Data records:
....................
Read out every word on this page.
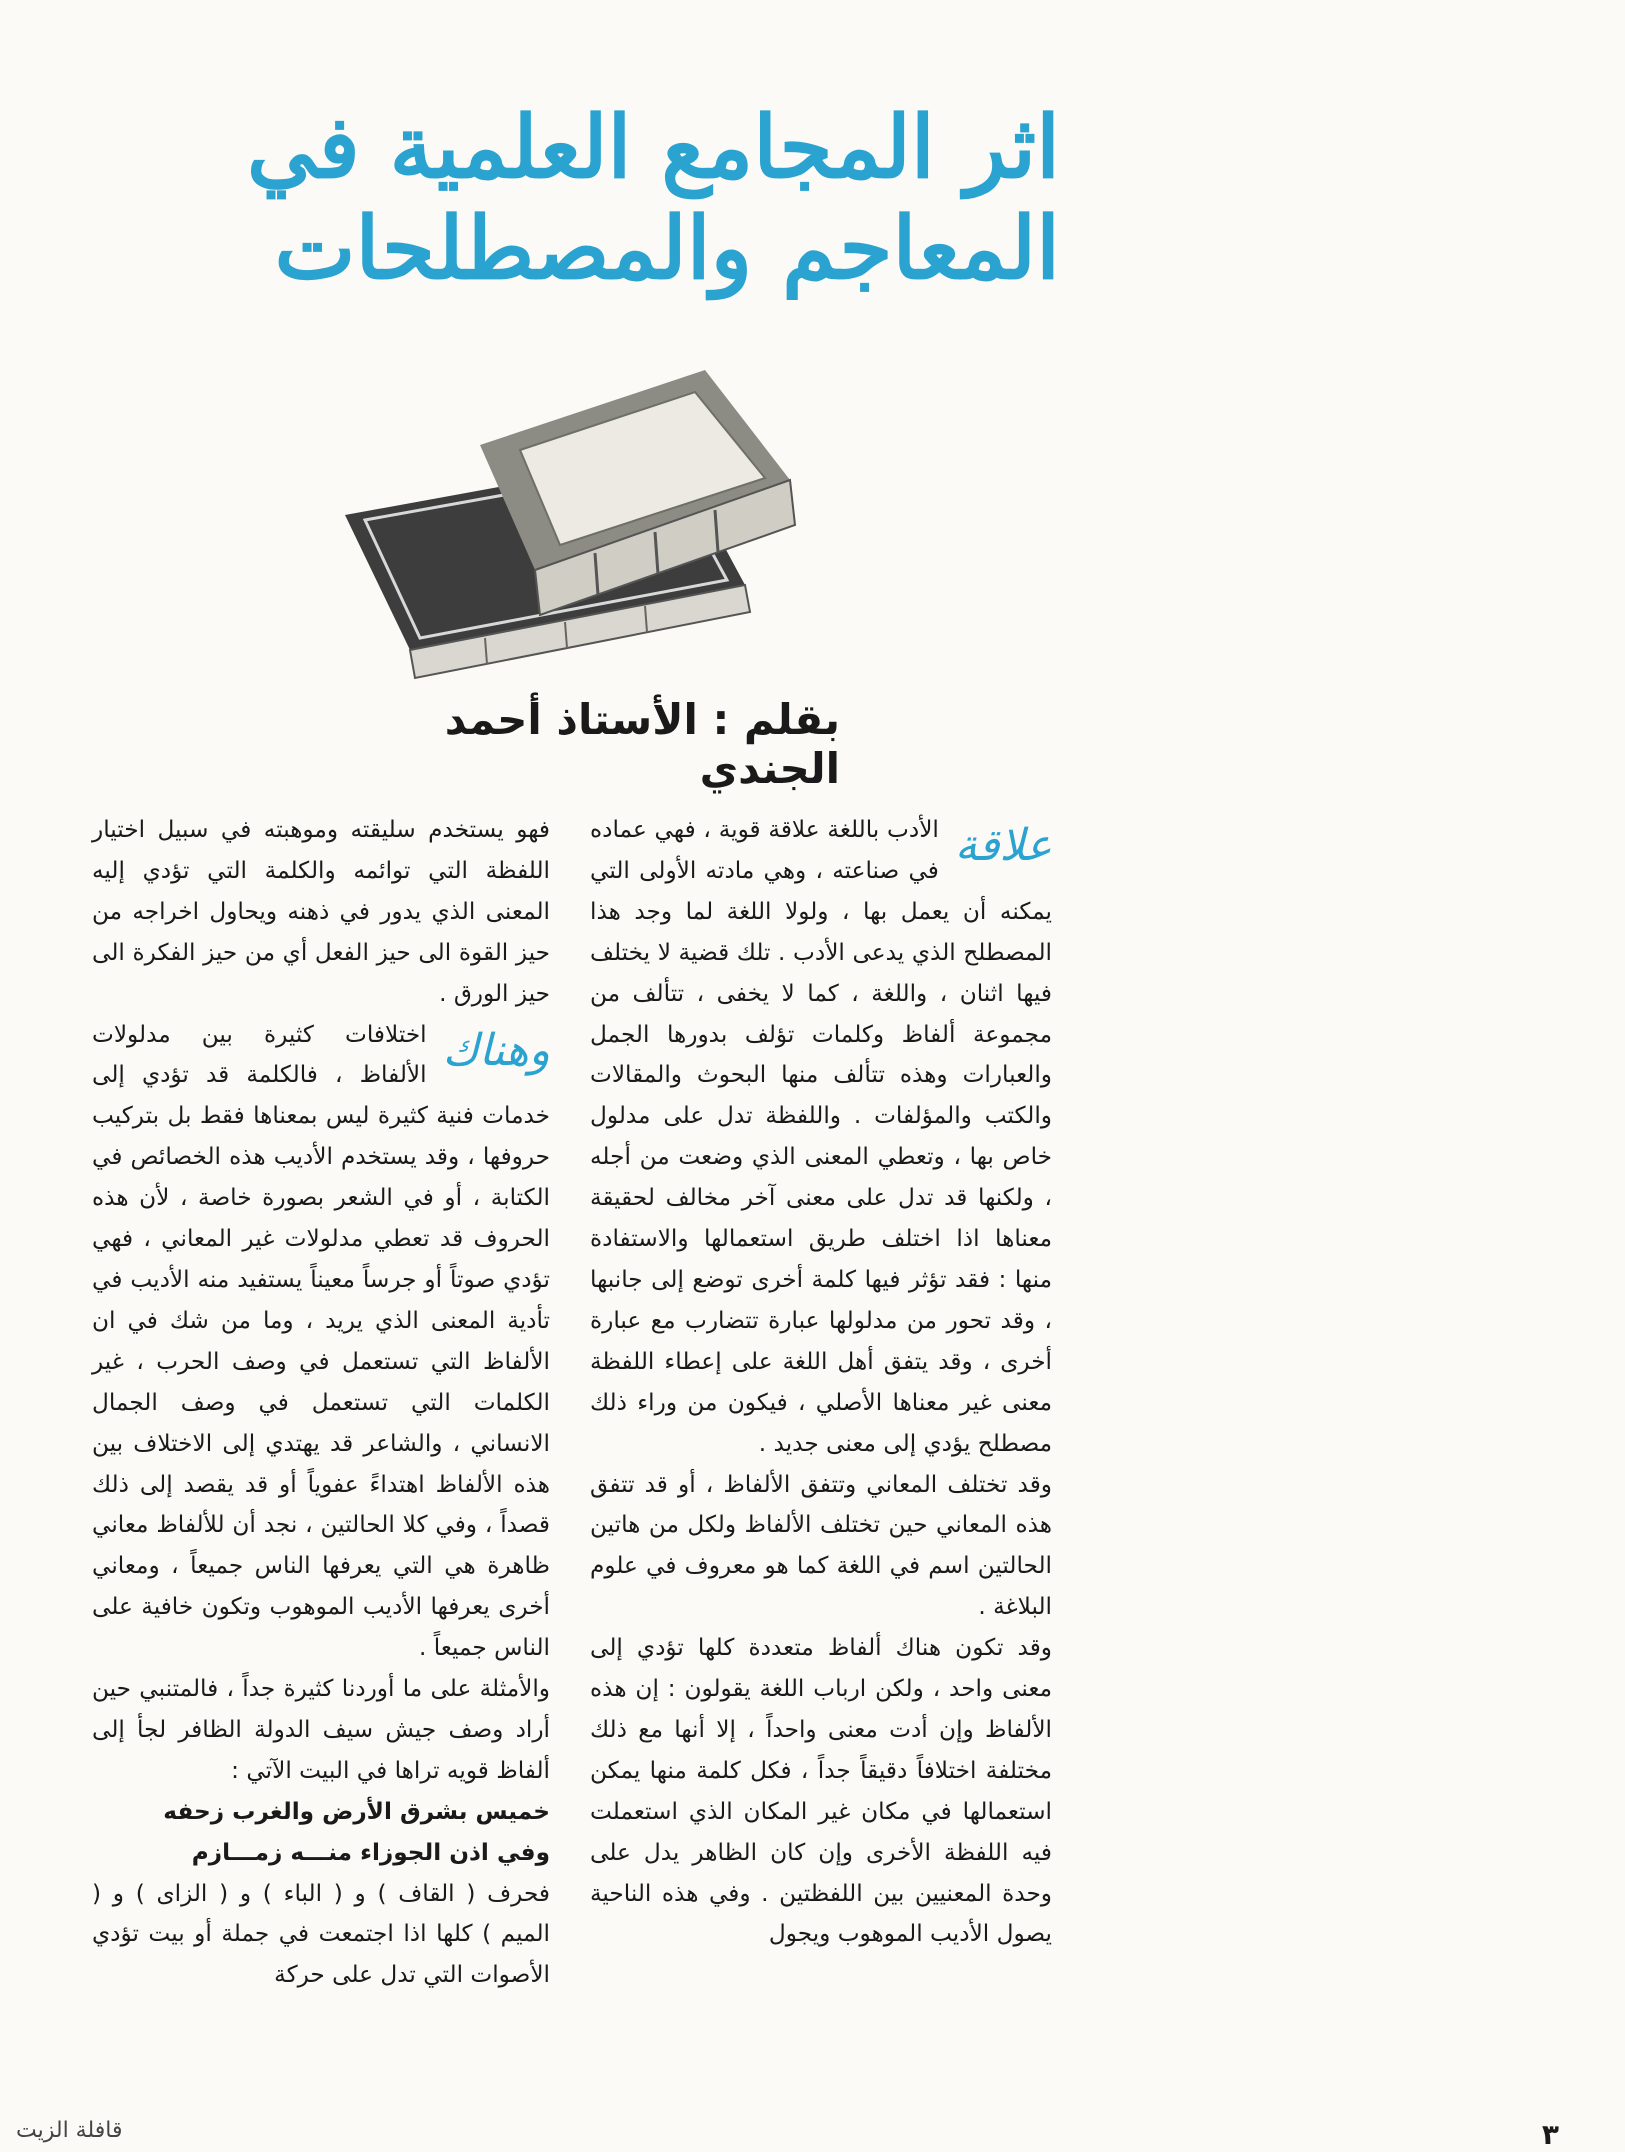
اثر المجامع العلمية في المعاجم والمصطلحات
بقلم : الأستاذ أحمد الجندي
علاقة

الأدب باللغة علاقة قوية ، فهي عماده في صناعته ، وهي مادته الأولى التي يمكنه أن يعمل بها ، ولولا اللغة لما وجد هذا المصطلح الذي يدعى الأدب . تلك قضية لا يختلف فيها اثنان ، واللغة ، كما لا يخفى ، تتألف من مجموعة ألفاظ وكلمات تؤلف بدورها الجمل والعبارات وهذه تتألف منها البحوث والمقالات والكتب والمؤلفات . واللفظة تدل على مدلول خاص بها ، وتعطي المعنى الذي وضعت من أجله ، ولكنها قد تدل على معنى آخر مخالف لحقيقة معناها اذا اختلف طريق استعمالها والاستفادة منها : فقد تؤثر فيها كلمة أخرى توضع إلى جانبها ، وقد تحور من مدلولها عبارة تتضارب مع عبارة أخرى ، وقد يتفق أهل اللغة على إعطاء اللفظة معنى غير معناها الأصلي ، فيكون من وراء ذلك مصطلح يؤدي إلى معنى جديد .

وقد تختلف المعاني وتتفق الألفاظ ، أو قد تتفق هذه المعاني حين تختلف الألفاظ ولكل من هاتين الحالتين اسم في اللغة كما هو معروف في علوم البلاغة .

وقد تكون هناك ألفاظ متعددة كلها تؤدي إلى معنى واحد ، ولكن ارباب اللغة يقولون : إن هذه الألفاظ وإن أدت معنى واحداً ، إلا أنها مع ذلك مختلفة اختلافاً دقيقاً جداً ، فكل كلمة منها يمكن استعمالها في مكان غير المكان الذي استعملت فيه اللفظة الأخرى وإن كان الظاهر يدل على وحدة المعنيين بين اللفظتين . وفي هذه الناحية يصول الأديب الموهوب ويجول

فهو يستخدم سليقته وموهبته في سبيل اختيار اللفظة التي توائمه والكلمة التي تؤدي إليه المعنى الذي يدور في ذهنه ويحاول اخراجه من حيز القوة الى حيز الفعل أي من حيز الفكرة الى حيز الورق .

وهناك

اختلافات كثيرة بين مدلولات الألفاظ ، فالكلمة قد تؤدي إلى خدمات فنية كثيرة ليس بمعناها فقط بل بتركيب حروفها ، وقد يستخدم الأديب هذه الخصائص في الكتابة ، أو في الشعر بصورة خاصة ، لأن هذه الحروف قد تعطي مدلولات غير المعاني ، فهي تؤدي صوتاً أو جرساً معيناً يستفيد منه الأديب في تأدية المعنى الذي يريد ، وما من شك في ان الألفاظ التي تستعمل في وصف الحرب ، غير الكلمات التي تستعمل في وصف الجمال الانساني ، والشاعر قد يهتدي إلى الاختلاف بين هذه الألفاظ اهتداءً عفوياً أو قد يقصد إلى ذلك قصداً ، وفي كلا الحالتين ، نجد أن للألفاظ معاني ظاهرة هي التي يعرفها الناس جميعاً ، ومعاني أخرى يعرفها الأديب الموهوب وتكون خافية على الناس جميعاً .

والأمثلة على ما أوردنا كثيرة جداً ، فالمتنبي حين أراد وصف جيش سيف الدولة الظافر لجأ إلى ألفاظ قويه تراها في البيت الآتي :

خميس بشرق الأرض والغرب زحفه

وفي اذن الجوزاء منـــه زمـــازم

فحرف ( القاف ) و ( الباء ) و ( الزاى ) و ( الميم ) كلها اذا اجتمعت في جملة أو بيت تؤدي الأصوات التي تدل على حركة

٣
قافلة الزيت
....................
Give an exact copy of the material, leaving out every picture.

Read out every word on this page.
اثر المجامع العلمية في المعاجم والمصطلحات
بقلم : الأستاذ أحمد الجندي
علاقة

الأدب باللغة علاقة قوية ، فهي عماده في صناعته ، وهي مادته الأولى التي يمكنه أن يعمل بها ، ولولا اللغة لما وجد هذا المصطلح الذي يدعى الأدب . تلك قضية لا يختلف فيها اثنان ، واللغة ، كما لا يخفى ، تتألف من مجموعة ألفاظ وكلمات تؤلف بدورها الجمل والعبارات وهذه تتألف منها البحوث والمقالات والكتب والمؤلفات . واللفظة تدل على مدلول خاص بها ، وتعطي المعنى الذي وضعت من أجله ، ولكنها قد تدل على معنى آخر مخالف لحقيقة معناها اذا اختلف طريق استعمالها والاستفادة منها : فقد تؤثر فيها كلمة أخرى توضع إلى جانبها ، وقد تحور من مدلولها عبارة تتضارب مع عبارة أخرى ، وقد يتفق أهل اللغة على إعطاء اللفظة معنى غير معناها الأصلي ، فيكون من وراء ذلك مصطلح يؤدي إلى معنى جديد .

وقد تختلف المعاني وتتفق الألفاظ ، أو قد تتفق هذه المعاني حين تختلف الألفاظ ولكل من هاتين الحالتين اسم في اللغة كما هو معروف في علوم البلاغة .

وقد تكون هناك ألفاظ متعددة كلها تؤدي إلى معنى واحد ، ولكن ارباب اللغة يقولون : إن هذه الألفاظ وإن أدت معنى واحداً ، إلا أنها مع ذلك مختلفة اختلافاً دقيقاً جداً ، فكل كلمة منها يمكن استعمالها في مكان غير المكان الذي استعملت فيه اللفظة الأخرى وإن كان الظاهر يدل على وحدة المعنيين بين اللفظتين . وفي هذه الناحية يصول الأديب الموهوب ويجول

فهو يستخدم سليقته وموهبته في سبيل اختيار اللفظة التي توائمه والكلمة التي تؤدي إليه المعنى الذي يدور في ذهنه ويحاول اخراجه من حيز القوة الى حيز الفعل أي من حيز الفكرة الى حيز الورق .

وهناك

اختلافات كثيرة بين مدلولات الألفاظ ، فالكلمة قد تؤدي إلى خدمات فنية كثيرة ليس بمعناها فقط بل بتركيب حروفها ، وقد يستخدم الأديب هذه الخصائص في الكتابة ، أو في الشعر بصورة خاصة ، لأن هذه الحروف قد تعطي مدلولات غير المعاني ، فهي تؤدي صوتاً أو جرساً معيناً يستفيد منه الأديب في تأدية المعنى الذي يريد ، وما من شك في ان الألفاظ التي تستعمل في وصف الحرب ، غير الكلمات التي تستعمل في وصف الجمال الانساني ، والشاعر قد يهتدي إلى الاختلاف بين هذه الألفاظ اهتداءً عفوياً أو قد يقصد إلى ذلك قصداً ، وفي كلا الحالتين ، نجد أن للألفاظ معاني ظاهرة هي التي يعرفها الناس جميعاً ، ومعاني أخرى يعرفها الأديب الموهوب وتكون خافية على الناس جميعاً .

والأمثلة على ما أوردنا كثيرة جداً ، فالمتنبي حين أراد وصف جيش سيف الدولة الظافر لجأ إلى ألفاظ قويه تراها في البيت الآتي :

خميس بشرق الأرض والغرب زحفه

وفي اذن الجوزاء منـــه زمـــازم

فحرف ( القاف ) و ( الباء ) و ( الزاى ) و ( الميم ) كلها اذا اجتمعت في جملة أو بيت تؤدي الأصوات التي تدل على حركة

٣
قافلة الزيت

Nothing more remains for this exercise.